WHAT YOU NEED TO DO: Below is a block of records; repeat all of them exactly.

[Data records]
◆ ◆ ◆ ◆ ◆ ◆ ◆

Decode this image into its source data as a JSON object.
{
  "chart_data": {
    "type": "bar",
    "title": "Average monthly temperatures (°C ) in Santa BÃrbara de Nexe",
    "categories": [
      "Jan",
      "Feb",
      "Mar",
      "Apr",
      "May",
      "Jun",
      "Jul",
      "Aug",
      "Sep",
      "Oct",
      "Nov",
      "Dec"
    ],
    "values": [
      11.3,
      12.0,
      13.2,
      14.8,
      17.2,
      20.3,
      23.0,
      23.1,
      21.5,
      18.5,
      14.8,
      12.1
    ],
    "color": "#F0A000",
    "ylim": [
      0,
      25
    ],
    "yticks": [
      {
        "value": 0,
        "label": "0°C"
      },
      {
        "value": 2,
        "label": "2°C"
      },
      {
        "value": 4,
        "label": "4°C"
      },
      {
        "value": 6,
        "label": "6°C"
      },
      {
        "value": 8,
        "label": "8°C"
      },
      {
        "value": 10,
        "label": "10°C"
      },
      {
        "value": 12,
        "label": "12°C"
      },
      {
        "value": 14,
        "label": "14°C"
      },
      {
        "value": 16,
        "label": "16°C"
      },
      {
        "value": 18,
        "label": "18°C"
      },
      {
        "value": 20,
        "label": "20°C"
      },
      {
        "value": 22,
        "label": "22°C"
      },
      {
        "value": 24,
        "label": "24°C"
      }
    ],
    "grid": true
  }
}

◆ ◆ ◆ ◆ ◆ ◆ ◆

EXERCISE ANSWER:
Decode this image into its source data as a JSON object.
{
  "chart_data": {
    "type": "bar",
    "title": "Average monthly temperatures (°C ) in Santa BÃrbara de Nexe",
    "categories": [
      "Jan",
      "Feb",
      "Mar",
      "Apr",
      "May",
      "Jun",
      "Jul",
      "Aug",
      "Sep",
      "Oct",
      "Nov",
      "Dec"
    ],
    "values": [
      11.3,
      12.0,
      13.2,
      14.8,
      17.2,
      20.3,
      23.0,
      23.1,
      21.5,
      18.5,
      14.8,
      12.1
    ],
    "color": "#F0A000",
    "ylim": [
      0,
      25
    ],
    "yticks": [
      {
        "value": 0,
        "label": "0°C"
      },
      {
        "value": 2,
        "label": "2°C"
      },
      {
        "value": 4,
        "label": "4°C"
      },
      {
        "value": 6,
        "label": "6°C"
      },
      {
        "value": 8,
        "label": "8°C"
      },
      {
        "value": 10,
        "label": "10°C"
      },
      {
        "value": 12,
        "label": "12°C"
      },
      {
        "value": 14,
        "label": "14°C"
      },
      {
        "value": 16,
        "label": "16°C"
      },
      {
        "value": 18,
        "label": "18°C"
      },
      {
        "value": 20,
        "label": "20°C"
      },
      {
        "value": 22,
        "label": "22°C"
      },
      {
        "value": 24,
        "label": "24°C"
      }
    ],
    "grid": true
  }
}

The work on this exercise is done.